Your instructions:
Below is a block of records; repeat each one exactly.

Records for this task:

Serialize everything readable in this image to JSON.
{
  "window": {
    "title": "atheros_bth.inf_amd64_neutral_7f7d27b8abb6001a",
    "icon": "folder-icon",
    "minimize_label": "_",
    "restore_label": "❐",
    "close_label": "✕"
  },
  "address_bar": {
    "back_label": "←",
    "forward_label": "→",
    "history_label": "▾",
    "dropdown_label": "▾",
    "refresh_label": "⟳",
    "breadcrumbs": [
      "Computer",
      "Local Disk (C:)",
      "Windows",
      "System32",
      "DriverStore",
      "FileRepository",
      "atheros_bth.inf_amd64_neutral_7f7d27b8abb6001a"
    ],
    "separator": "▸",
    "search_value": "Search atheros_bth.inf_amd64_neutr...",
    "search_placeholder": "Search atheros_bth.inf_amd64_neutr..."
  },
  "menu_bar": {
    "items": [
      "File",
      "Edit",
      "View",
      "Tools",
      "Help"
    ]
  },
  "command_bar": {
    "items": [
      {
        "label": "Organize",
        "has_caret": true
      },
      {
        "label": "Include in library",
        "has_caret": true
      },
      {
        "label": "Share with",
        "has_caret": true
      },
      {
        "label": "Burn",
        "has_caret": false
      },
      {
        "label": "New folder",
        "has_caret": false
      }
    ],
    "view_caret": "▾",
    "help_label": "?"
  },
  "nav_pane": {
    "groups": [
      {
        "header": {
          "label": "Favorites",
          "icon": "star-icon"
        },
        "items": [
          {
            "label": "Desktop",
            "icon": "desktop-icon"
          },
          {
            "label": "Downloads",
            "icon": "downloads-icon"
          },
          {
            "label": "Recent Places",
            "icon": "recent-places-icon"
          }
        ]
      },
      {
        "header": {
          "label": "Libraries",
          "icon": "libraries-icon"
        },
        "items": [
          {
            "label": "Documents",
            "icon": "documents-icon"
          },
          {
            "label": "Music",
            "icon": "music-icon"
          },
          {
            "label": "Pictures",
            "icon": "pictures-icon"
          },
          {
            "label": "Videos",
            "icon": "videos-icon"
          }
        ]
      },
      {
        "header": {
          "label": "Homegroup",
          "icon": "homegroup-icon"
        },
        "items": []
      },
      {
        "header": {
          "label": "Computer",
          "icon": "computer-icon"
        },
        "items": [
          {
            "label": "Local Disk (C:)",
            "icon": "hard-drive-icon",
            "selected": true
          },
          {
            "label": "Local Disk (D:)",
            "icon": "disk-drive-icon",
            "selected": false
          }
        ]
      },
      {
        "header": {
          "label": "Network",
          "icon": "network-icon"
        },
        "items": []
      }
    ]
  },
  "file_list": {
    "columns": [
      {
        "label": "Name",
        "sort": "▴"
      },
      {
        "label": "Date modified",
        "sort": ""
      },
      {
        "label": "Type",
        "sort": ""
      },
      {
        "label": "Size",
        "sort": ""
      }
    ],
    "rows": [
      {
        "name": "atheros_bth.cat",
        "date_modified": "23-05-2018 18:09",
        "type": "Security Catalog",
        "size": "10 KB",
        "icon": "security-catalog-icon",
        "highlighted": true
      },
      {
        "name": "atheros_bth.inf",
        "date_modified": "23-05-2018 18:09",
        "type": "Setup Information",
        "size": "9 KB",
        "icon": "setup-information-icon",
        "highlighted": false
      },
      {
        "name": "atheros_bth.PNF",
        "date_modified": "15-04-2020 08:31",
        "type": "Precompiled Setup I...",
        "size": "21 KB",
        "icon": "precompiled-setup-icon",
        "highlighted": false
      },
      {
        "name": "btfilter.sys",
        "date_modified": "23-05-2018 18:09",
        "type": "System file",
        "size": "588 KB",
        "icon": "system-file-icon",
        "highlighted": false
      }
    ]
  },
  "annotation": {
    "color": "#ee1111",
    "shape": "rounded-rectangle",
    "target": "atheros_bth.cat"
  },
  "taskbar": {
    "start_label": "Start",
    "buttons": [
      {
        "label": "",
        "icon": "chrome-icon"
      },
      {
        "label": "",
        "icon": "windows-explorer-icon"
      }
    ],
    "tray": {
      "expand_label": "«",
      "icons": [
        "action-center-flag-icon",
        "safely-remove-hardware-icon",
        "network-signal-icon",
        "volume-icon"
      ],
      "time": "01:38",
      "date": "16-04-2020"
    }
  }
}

Exercise response:
Serialize everything readable in this image to JSON.
{
  "window": {
    "title": "atheros_bth.inf_amd64_neutral_7f7d27b8abb6001a",
    "icon": "folder-icon",
    "minimize_label": "_",
    "restore_label": "❐",
    "close_label": "✕"
  },
  "address_bar": {
    "back_label": "←",
    "forward_label": "→",
    "history_label": "▾",
    "dropdown_label": "▾",
    "refresh_label": "⟳",
    "breadcrumbs": [
      "Computer",
      "Local Disk (C:)",
      "Windows",
      "System32",
      "DriverStore",
      "FileRepository",
      "atheros_bth.inf_amd64_neutral_7f7d27b8abb6001a"
    ],
    "separator": "▸",
    "search_value": "Search atheros_bth.inf_amd64_neutr...",
    "search_placeholder": "Search atheros_bth.inf_amd64_neutr..."
  },
  "menu_bar": {
    "items": [
      "File",
      "Edit",
      "View",
      "Tools",
      "Help"
    ]
  },
  "command_bar": {
    "items": [
      {
        "label": "Organize",
        "has_caret": true
      },
      {
        "label": "Include in library",
        "has_caret": true
      },
      {
        "label": "Share with",
        "has_caret": true
      },
      {
        "label": "Burn",
        "has_caret": false
      },
      {
        "label": "New folder",
        "has_caret": false
      }
    ],
    "view_caret": "▾",
    "help_label": "?"
  },
  "nav_pane": {
    "groups": [
      {
        "header": {
          "label": "Favorites",
          "icon": "star-icon"
        },
        "items": [
          {
            "label": "Desktop",
            "icon": "desktop-icon"
          },
          {
            "label": "Downloads",
            "icon": "downloads-icon"
          },
          {
            "label": "Recent Places",
            "icon": "recent-places-icon"
          }
        ]
      },
      {
        "header": {
          "label": "Libraries",
          "icon": "libraries-icon"
        },
        "items": [
          {
            "label": "Documents",
            "icon": "documents-icon"
          },
          {
            "label": "Music",
            "icon": "music-icon"
          },
          {
            "label": "Pictures",
            "icon": "pictures-icon"
          },
          {
            "label": "Videos",
            "icon": "videos-icon"
          }
        ]
      },
      {
        "header": {
          "label": "Homegroup",
          "icon": "homegroup-icon"
        },
        "items": []
      },
      {
        "header": {
          "label": "Computer",
          "icon": "computer-icon"
        },
        "items": [
          {
            "label": "Local Disk (C:)",
            "icon": "hard-drive-icon",
            "selected": true
          },
          {
            "label": "Local Disk (D:)",
            "icon": "disk-drive-icon",
            "selected": false
          }
        ]
      },
      {
        "header": {
          "label": "Network",
          "icon": "network-icon"
        },
        "items": []
      }
    ]
  },
  "file_list": {
    "columns": [
      {
        "label": "Name",
        "sort": "▴"
      },
      {
        "label": "Date modified",
        "sort": ""
      },
      {
        "label": "Type",
        "sort": ""
      },
      {
        "label": "Size",
        "sort": ""
      }
    ],
    "rows": [
      {
        "name": "atheros_bth.cat",
        "date_modified": "23-05-2018 18:09",
        "type": "Security Catalog",
        "size": "10 KB",
        "icon": "security-catalog-icon",
        "highlighted": true
      },
      {
        "name": "atheros_bth.inf",
        "date_modified": "23-05-2018 18:09",
        "type": "Setup Information",
        "size": "9 KB",
        "icon": "setup-information-icon",
        "highlighted": false
      },
      {
        "name": "atheros_bth.PNF",
        "date_modified": "15-04-2020 08:31",
        "type": "Precompiled Setup I...",
        "size": "21 KB",
        "icon": "precompiled-setup-icon",
        "highlighted": false
      },
      {
        "name": "btfilter.sys",
        "date_modified": "23-05-2018 18:09",
        "type": "System file",
        "size": "588 KB",
        "icon": "system-file-icon",
        "highlighted": false
      }
    ]
  },
  "annotation": {
    "color": "#ee1111",
    "shape": "rounded-rectangle",
    "target": "atheros_bth.cat"
  },
  "taskbar": {
    "start_label": "Start",
    "buttons": [
      {
        "label": "",
        "icon": "chrome-icon"
      },
      {
        "label": "",
        "icon": "windows-explorer-icon"
      }
    ],
    "tray": {
      "expand_label": "«",
      "icons": [
        "action-center-flag-icon",
        "safely-remove-hardware-icon",
        "network-signal-icon",
        "volume-icon"
      ],
      "time": "01:38",
      "date": "16-04-2020"
    }
  }
}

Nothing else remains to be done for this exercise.